Please copy out every line of the entries below without any changes.

+--

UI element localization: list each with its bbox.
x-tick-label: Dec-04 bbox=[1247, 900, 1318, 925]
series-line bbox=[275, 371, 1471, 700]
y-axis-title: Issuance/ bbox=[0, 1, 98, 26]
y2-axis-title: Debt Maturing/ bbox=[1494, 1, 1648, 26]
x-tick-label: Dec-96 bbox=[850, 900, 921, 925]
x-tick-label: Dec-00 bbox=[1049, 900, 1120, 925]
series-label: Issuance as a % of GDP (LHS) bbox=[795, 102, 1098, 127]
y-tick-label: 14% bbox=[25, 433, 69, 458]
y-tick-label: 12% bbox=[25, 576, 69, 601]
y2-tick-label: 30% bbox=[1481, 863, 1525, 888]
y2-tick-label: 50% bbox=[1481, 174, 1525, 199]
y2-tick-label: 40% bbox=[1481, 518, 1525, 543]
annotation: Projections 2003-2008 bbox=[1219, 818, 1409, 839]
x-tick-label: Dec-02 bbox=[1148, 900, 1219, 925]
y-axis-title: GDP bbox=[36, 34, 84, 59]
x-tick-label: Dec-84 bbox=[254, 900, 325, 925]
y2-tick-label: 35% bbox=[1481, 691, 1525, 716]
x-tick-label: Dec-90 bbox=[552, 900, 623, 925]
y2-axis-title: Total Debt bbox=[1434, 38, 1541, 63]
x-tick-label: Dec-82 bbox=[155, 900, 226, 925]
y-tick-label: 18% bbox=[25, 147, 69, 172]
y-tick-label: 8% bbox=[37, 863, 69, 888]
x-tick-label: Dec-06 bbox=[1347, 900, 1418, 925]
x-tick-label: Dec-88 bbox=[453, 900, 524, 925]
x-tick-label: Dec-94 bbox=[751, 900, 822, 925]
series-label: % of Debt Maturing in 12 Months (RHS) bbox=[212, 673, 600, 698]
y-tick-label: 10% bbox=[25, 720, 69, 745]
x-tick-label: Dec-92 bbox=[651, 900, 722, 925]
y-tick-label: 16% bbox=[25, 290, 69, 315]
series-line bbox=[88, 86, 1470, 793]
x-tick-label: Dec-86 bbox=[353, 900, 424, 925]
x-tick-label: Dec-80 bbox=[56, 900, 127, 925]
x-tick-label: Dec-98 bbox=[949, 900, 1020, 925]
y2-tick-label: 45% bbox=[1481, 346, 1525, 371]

+--

▶ [Expected answer]:
UI element localization: list each with its bbox.
x-tick-label: Dec-04 bbox=[1247, 900, 1318, 925]
series-line bbox=[275, 371, 1471, 700]
y-axis-title: Issuance/ bbox=[0, 1, 98, 26]
y2-axis-title: Debt Maturing/ bbox=[1494, 1, 1648, 26]
x-tick-label: Dec-96 bbox=[850, 900, 921, 925]
x-tick-label: Dec-00 bbox=[1049, 900, 1120, 925]
series-label: Issuance as a % of GDP (LHS) bbox=[795, 102, 1098, 127]
y-tick-label: 14% bbox=[25, 433, 69, 458]
y-tick-label: 12% bbox=[25, 576, 69, 601]
y2-tick-label: 30% bbox=[1481, 863, 1525, 888]
y2-tick-label: 50% bbox=[1481, 174, 1525, 199]
y2-tick-label: 40% bbox=[1481, 518, 1525, 543]
annotation: Projections 2003-2008 bbox=[1219, 818, 1409, 839]
x-tick-label: Dec-02 bbox=[1148, 900, 1219, 925]
y-axis-title: GDP bbox=[36, 34, 84, 59]
x-tick-label: Dec-84 bbox=[254, 900, 325, 925]
y2-tick-label: 35% bbox=[1481, 691, 1525, 716]
x-tick-label: Dec-90 bbox=[552, 900, 623, 925]
y2-axis-title: Total Debt bbox=[1434, 38, 1541, 63]
x-tick-label: Dec-82 bbox=[155, 900, 226, 925]
y-tick-label: 18% bbox=[25, 147, 69, 172]
y-tick-label: 8% bbox=[37, 863, 69, 888]
x-tick-label: Dec-06 bbox=[1347, 900, 1418, 925]
x-tick-label: Dec-88 bbox=[453, 900, 524, 925]
x-tick-label: Dec-94 bbox=[751, 900, 822, 925]
series-label: % of Debt Maturing in 12 Months (RHS) bbox=[212, 673, 600, 698]
y-tick-label: 10% bbox=[25, 720, 69, 745]
x-tick-label: Dec-92 bbox=[651, 900, 722, 925]
y-tick-label: 16% bbox=[25, 290, 69, 315]
series-line bbox=[88, 86, 1470, 793]
x-tick-label: Dec-86 bbox=[353, 900, 424, 925]
x-tick-label: Dec-80 bbox=[56, 900, 127, 925]
x-tick-label: Dec-98 bbox=[949, 900, 1020, 925]
y2-tick-label: 45% bbox=[1481, 346, 1525, 371]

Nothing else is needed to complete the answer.